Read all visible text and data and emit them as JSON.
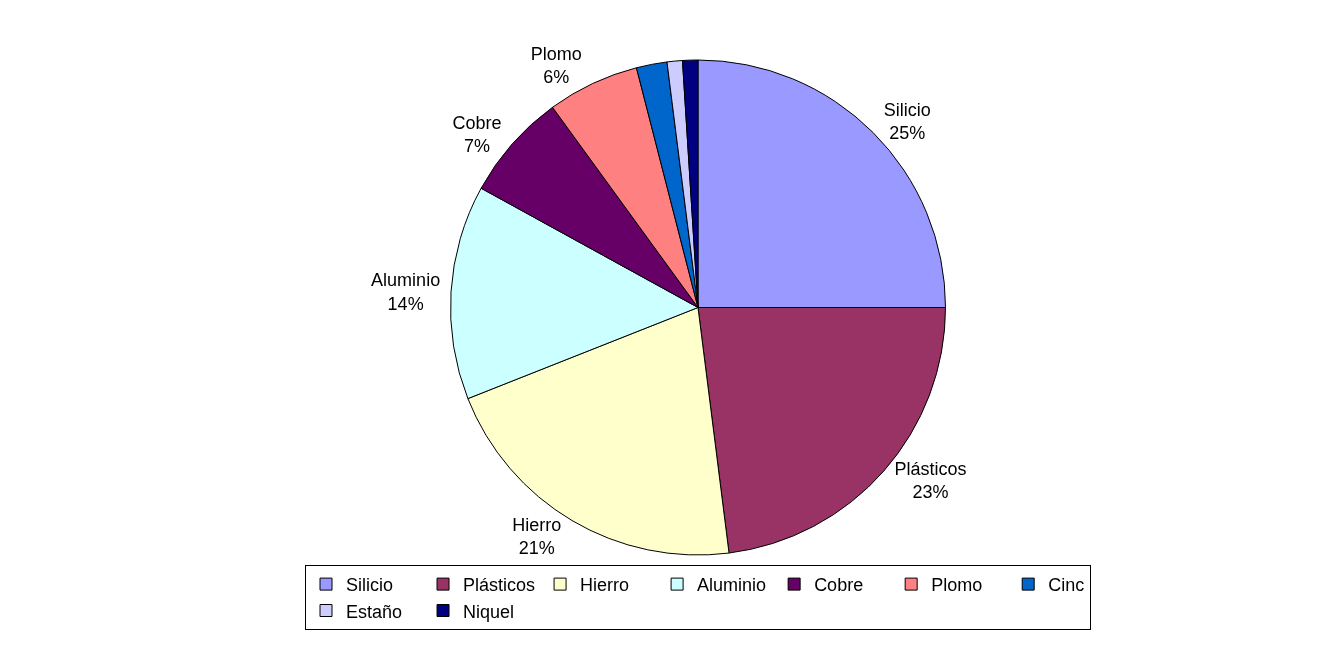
{
  "chart_data": {
    "type": "pie",
    "categories": [
      "Silicio",
      "Plásticos",
      "Hierro",
      "Aluminio",
      "Cobre",
      "Plomo",
      "Cinc",
      "Estaño",
      "Niquel"
    ],
    "values": [
      25,
      23,
      21,
      14,
      7,
      6,
      2,
      1,
      1
    ],
    "value_labels": [
      "25%",
      "23%",
      "21%",
      "14%",
      "7%",
      "6%",
      null,
      null,
      null
    ],
    "colors": [
      "#9999ff",
      "#993366",
      "#ffffcc",
      "#ccffff",
      "#660066",
      "#ff8080",
      "#0066cc",
      "#ccccff",
      "#000080"
    ],
    "legend": "bottom"
  }
}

Problem :: Repeat the data exactly, without the pictures.

Solution to this task ::
Read all visible text and data and emit them as JSON.
{
  "chart_data": {
    "type": "pie",
    "categories": [
      "Silicio",
      "Plásticos",
      "Hierro",
      "Aluminio",
      "Cobre",
      "Plomo",
      "Cinc",
      "Estaño",
      "Niquel"
    ],
    "values": [
      25,
      23,
      21,
      14,
      7,
      6,
      2,
      1,
      1
    ],
    "value_labels": [
      "25%",
      "23%",
      "21%",
      "14%",
      "7%",
      "6%",
      null,
      null,
      null
    ],
    "colors": [
      "#9999ff",
      "#993366",
      "#ffffcc",
      "#ccffff",
      "#660066",
      "#ff8080",
      "#0066cc",
      "#ccccff",
      "#000080"
    ],
    "legend": "bottom"
  }
}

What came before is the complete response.